YOUR OBJECTIVE: What follows is a set of records, each of which is to be written out exactly.

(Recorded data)

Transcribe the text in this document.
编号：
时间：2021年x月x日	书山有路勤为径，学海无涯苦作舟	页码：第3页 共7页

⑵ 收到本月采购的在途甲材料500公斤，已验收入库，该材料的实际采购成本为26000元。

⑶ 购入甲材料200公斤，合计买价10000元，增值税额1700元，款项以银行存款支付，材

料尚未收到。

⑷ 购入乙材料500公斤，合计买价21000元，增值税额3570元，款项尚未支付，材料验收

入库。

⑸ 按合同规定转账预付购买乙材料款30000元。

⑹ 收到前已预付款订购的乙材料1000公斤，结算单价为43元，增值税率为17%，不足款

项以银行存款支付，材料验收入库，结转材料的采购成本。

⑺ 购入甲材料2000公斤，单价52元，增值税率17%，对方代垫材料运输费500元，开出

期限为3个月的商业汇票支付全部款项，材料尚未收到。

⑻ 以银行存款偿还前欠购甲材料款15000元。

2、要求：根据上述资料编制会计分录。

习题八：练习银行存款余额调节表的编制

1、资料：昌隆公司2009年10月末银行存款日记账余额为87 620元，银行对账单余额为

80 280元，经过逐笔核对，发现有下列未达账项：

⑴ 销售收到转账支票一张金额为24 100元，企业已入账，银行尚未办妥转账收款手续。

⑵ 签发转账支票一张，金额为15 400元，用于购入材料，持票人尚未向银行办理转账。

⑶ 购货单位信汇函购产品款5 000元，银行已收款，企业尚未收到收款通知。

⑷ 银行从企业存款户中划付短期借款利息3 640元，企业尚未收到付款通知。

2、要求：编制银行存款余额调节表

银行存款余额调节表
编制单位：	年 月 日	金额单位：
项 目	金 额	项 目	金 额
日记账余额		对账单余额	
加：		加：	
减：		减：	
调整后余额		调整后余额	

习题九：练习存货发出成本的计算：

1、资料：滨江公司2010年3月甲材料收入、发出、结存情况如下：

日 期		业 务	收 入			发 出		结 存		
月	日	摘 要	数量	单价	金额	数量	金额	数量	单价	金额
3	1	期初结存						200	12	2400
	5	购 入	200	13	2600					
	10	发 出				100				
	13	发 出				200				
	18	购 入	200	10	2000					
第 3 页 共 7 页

EXERCISE OUTPUT:
Transcribe the text in this document.
编号：
时间：2021年x月x日	书山有路勤为径，学海无涯苦作舟	页码：第3页 共7页

⑵ 收到本月采购的在途甲材料500公斤，已验收入库，该材料的实际采购成本为26000元。

⑶ 购入甲材料200公斤，合计买价10000元，增值税额1700元，款项以银行存款支付，材

料尚未收到。

⑷ 购入乙材料500公斤，合计买价21000元，增值税额3570元，款项尚未支付，材料验收

入库。

⑸ 按合同规定转账预付购买乙材料款30000元。

⑹ 收到前已预付款订购的乙材料1000公斤，结算单价为43元，增值税率为17%，不足款

项以银行存款支付，材料验收入库，结转材料的采购成本。

⑺ 购入甲材料2000公斤，单价52元，增值税率17%，对方代垫材料运输费500元，开出

期限为3个月的商业汇票支付全部款项，材料尚未收到。

⑻ 以银行存款偿还前欠购甲材料款15000元。

2、要求：根据上述资料编制会计分录。

习题八：练习银行存款余额调节表的编制

1、资料：昌隆公司2009年10月末银行存款日记账余额为87 620元，银行对账单余额为

80 280元，经过逐笔核对，发现有下列未达账项：

⑴ 销售收到转账支票一张金额为24 100元，企业已入账，银行尚未办妥转账收款手续。

⑵ 签发转账支票一张，金额为15 400元，用于购入材料，持票人尚未向银行办理转账。

⑶ 购货单位信汇函购产品款5 000元，银行已收款，企业尚未收到收款通知。

⑷ 银行从企业存款户中划付短期借款利息3 640元，企业尚未收到付款通知。

2、要求：编制银行存款余额调节表

银行存款余额调节表
编制单位：	年 月 日	金额单位：
项 目	金 额	项 目	金 额
日记账余额		对账单余额	
加：		加：	
减：		减：	
调整后余额		调整后余额	

习题九：练习存货发出成本的计算：

1、资料：滨江公司2010年3月甲材料收入、发出、结存情况如下：

日 期		业 务	收 入			发 出		结 存		
月	日	摘 要	数量	单价	金额	数量	金额	数量	单价	金额
3	1	期初结存						200	12	2400
	5	购 入	200	13	2600					
	10	发 出				100				
	13	发 出				200				
	18	购 入	200	10	2000					
第 3 页 共 7 页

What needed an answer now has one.